Listed entries:
○ ○ ○

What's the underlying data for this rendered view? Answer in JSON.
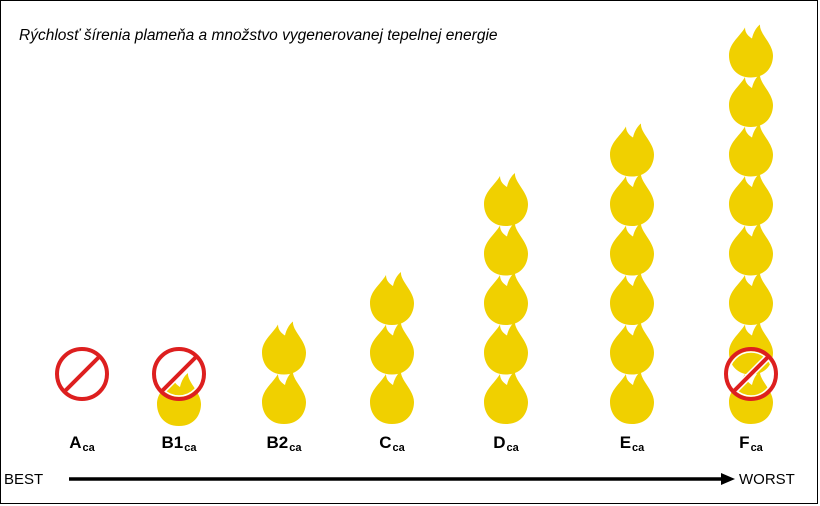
{
  "title": "Rýchlosť šírenia plameňa a množstvo vygenerovanej tepelnej energie",
  "colors": {
    "flame": "#f0d000",
    "prohibit": "#dd1f1f",
    "arrow": "#000000"
  },
  "classes": [
    {
      "main": "A",
      "sub": "ca",
      "flames": 0,
      "prohibited": true
    },
    {
      "main": "B1",
      "sub": "ca",
      "flames": 1,
      "prohibited": true
    },
    {
      "main": "B2",
      "sub": "ca",
      "flames": 2,
      "prohibited": false
    },
    {
      "main": "C",
      "sub": "ca",
      "flames": 3,
      "prohibited": false
    },
    {
      "main": "D",
      "sub": "ca",
      "flames": 5,
      "prohibited": false
    },
    {
      "main": "E",
      "sub": "ca",
      "flames": 6,
      "prohibited": false
    },
    {
      "main": "F",
      "sub": "ca",
      "flames": 8,
      "prohibited": true
    }
  ],
  "scale": {
    "best_label": "BEST",
    "worst_label": "WORST"
  }
}
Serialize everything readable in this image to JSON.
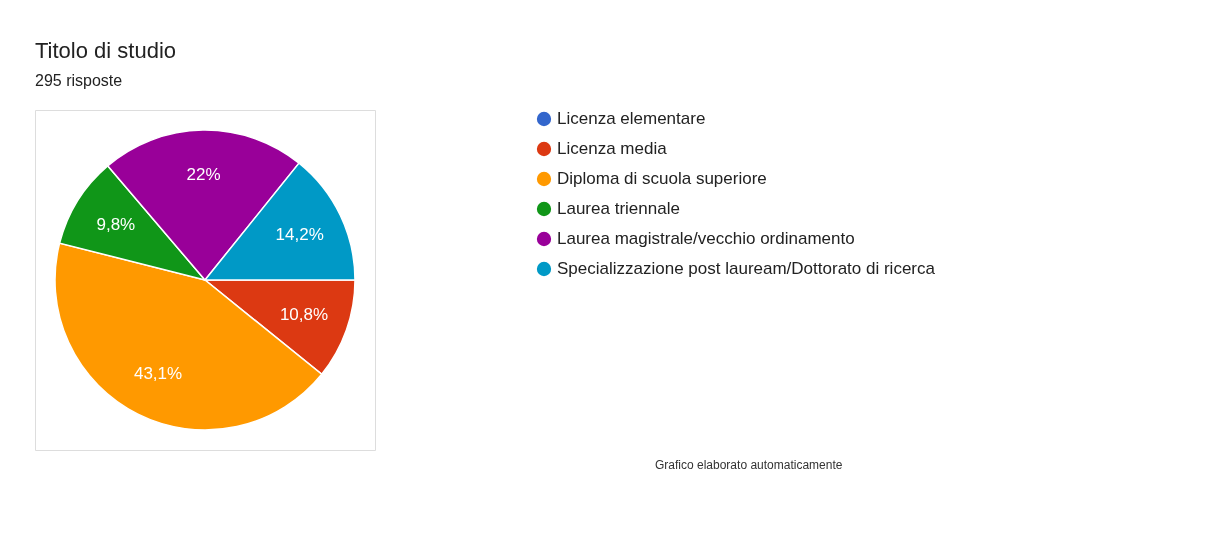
{
  "chart_data": {
    "type": "pie",
    "title": "Titolo di studio",
    "subtitle": "295 risposte",
    "categories": [
      "Licenza elementare",
      "Licenza media",
      "Diploma di scuola superiore",
      "Laurea triennale",
      "Laurea magistrale/vecchio ordinamento",
      "Specializzazione post lauream/Dottorato di ricerca"
    ],
    "values": [
      0,
      10.8,
      43.1,
      9.8,
      22,
      14.2
    ],
    "colors": [
      "#3366cc",
      "#dc3912",
      "#ff9900",
      "#109618",
      "#990099",
      "#0099c6"
    ],
    "value_labels": [
      null,
      "10,8%",
      "43,1%",
      "9,8%",
      "22%",
      "14,2%"
    ],
    "legend": "right",
    "annotations": [
      "Grafico elaborato automaticamente"
    ]
  }
}
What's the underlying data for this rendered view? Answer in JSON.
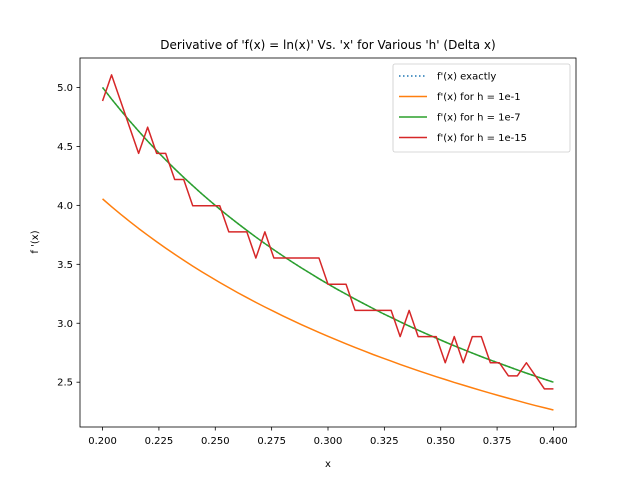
{
  "chart_data": {
    "type": "line",
    "title": "Derivative of 'f(x) = ln(x)' Vs. 'x' for Various 'h' (Delta x)",
    "xlabel": "x",
    "ylabel": "f '(x)",
    "xlim": [
      0.19,
      0.41
    ],
    "ylim": [
      2.12,
      5.25
    ],
    "xticks": [
      0.2,
      0.225,
      0.25,
      0.275,
      0.3,
      0.325,
      0.35,
      0.375,
      0.4
    ],
    "xtick_labels": [
      "0.200",
      "0.225",
      "0.250",
      "0.275",
      "0.300",
      "0.325",
      "0.350",
      "0.375",
      "0.400"
    ],
    "yticks": [
      2.5,
      3.0,
      3.5,
      4.0,
      4.5,
      5.0
    ],
    "ytick_labels": [
      "2.5",
      "3.0",
      "3.5",
      "4.0",
      "4.5",
      "5.0"
    ],
    "grid": false,
    "legend_position": "top-right",
    "series": [
      {
        "name": "f'(x) exactly",
        "color": "#1f77b4",
        "style": "dotted",
        "x": [
          0.2,
          0.204,
          0.208,
          0.212,
          0.216,
          0.22,
          0.224,
          0.228,
          0.232,
          0.236,
          0.24,
          0.244,
          0.248,
          0.252,
          0.256,
          0.26,
          0.264,
          0.268,
          0.272,
          0.276,
          0.28,
          0.284,
          0.288,
          0.292,
          0.296,
          0.3,
          0.304,
          0.308,
          0.312,
          0.316,
          0.32,
          0.324,
          0.328,
          0.332,
          0.336,
          0.34,
          0.344,
          0.348,
          0.352,
          0.356,
          0.36,
          0.364,
          0.368,
          0.372,
          0.376,
          0.38,
          0.384,
          0.388,
          0.392,
          0.396,
          0.4
        ],
        "y": [
          5.0,
          4.902,
          4.808,
          4.717,
          4.63,
          4.545,
          4.464,
          4.386,
          4.31,
          4.237,
          4.167,
          4.098,
          4.032,
          3.968,
          3.906,
          3.846,
          3.788,
          3.731,
          3.676,
          3.623,
          3.571,
          3.521,
          3.472,
          3.425,
          3.378,
          3.333,
          3.289,
          3.247,
          3.205,
          3.165,
          3.125,
          3.086,
          3.049,
          3.012,
          2.976,
          2.941,
          2.907,
          2.874,
          2.841,
          2.809,
          2.778,
          2.747,
          2.717,
          2.688,
          2.66,
          2.632,
          2.604,
          2.577,
          2.551,
          2.525,
          2.5
        ]
      },
      {
        "name": "f'(x) for h = 1e-1",
        "color": "#ff7f0e",
        "style": "solid",
        "x": [
          0.2,
          0.204,
          0.208,
          0.212,
          0.216,
          0.22,
          0.224,
          0.228,
          0.232,
          0.236,
          0.24,
          0.244,
          0.248,
          0.252,
          0.256,
          0.26,
          0.264,
          0.268,
          0.272,
          0.276,
          0.28,
          0.284,
          0.288,
          0.292,
          0.296,
          0.3,
          0.304,
          0.308,
          0.312,
          0.316,
          0.32,
          0.324,
          0.328,
          0.332,
          0.336,
          0.34,
          0.344,
          0.348,
          0.352,
          0.356,
          0.36,
          0.364,
          0.368,
          0.372,
          0.376,
          0.38,
          0.384,
          0.388,
          0.392,
          0.396,
          0.4
        ],
        "y": [
          4.055,
          3.989,
          3.925,
          3.864,
          3.804,
          3.747,
          3.691,
          3.637,
          3.585,
          3.534,
          3.485,
          3.437,
          3.391,
          3.346,
          3.302,
          3.259,
          3.218,
          3.177,
          3.138,
          3.1,
          3.062,
          3.026,
          2.99,
          2.956,
          2.922,
          2.889,
          2.857,
          2.826,
          2.795,
          2.765,
          2.735,
          2.707,
          2.679,
          2.651,
          2.624,
          2.598,
          2.572,
          2.547,
          2.523,
          2.498,
          2.475,
          2.452,
          2.429,
          2.407,
          2.385,
          2.364,
          2.343,
          2.322,
          2.302,
          2.283,
          2.264
        ]
      },
      {
        "name": "f'(x) for h = 1e-7",
        "color": "#2ca02c",
        "style": "solid",
        "x": [
          0.2,
          0.204,
          0.208,
          0.212,
          0.216,
          0.22,
          0.224,
          0.228,
          0.232,
          0.236,
          0.24,
          0.244,
          0.248,
          0.252,
          0.256,
          0.26,
          0.264,
          0.268,
          0.272,
          0.276,
          0.28,
          0.284,
          0.288,
          0.292,
          0.296,
          0.3,
          0.304,
          0.308,
          0.312,
          0.316,
          0.32,
          0.324,
          0.328,
          0.332,
          0.336,
          0.34,
          0.344,
          0.348,
          0.352,
          0.356,
          0.36,
          0.364,
          0.368,
          0.372,
          0.376,
          0.38,
          0.384,
          0.388,
          0.392,
          0.396,
          0.4
        ],
        "y": [
          5.0,
          4.902,
          4.808,
          4.717,
          4.63,
          4.545,
          4.464,
          4.386,
          4.31,
          4.237,
          4.167,
          4.098,
          4.032,
          3.968,
          3.906,
          3.846,
          3.788,
          3.731,
          3.676,
          3.623,
          3.571,
          3.521,
          3.472,
          3.425,
          3.378,
          3.333,
          3.289,
          3.247,
          3.205,
          3.165,
          3.125,
          3.086,
          3.049,
          3.012,
          2.976,
          2.941,
          2.907,
          2.874,
          2.841,
          2.809,
          2.778,
          2.747,
          2.717,
          2.688,
          2.66,
          2.632,
          2.604,
          2.577,
          2.551,
          2.525,
          2.5
        ]
      },
      {
        "name": "f'(x) for h = 1e-15",
        "color": "#d62728",
        "style": "solid",
        "x": [
          0.2,
          0.204,
          0.208,
          0.212,
          0.216,
          0.22,
          0.224,
          0.228,
          0.232,
          0.236,
          0.24,
          0.244,
          0.248,
          0.252,
          0.256,
          0.26,
          0.264,
          0.268,
          0.272,
          0.276,
          0.28,
          0.284,
          0.288,
          0.292,
          0.296,
          0.3,
          0.304,
          0.308,
          0.312,
          0.316,
          0.32,
          0.324,
          0.328,
          0.332,
          0.336,
          0.34,
          0.344,
          0.348,
          0.352,
          0.356,
          0.36,
          0.364,
          0.368,
          0.372,
          0.376,
          0.38,
          0.384,
          0.388,
          0.392,
          0.396,
          0.4
        ],
        "y": [
          4.885,
          5.107,
          4.885,
          4.663,
          4.441,
          4.663,
          4.441,
          4.441,
          4.219,
          4.219,
          3.997,
          3.997,
          3.997,
          3.997,
          3.775,
          3.775,
          3.775,
          3.553,
          3.775,
          3.553,
          3.553,
          3.553,
          3.553,
          3.553,
          3.553,
          3.331,
          3.331,
          3.331,
          3.109,
          3.109,
          3.109,
          3.109,
          3.109,
          2.887,
          3.109,
          2.887,
          2.887,
          2.887,
          2.665,
          2.887,
          2.665,
          2.887,
          2.887,
          2.665,
          2.665,
          2.554,
          2.554,
          2.665,
          2.554,
          2.443,
          2.443
        ]
      }
    ]
  }
}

○ ○ ○

Of all the lines above, how many contain "main"? Give the number and nothing more.

7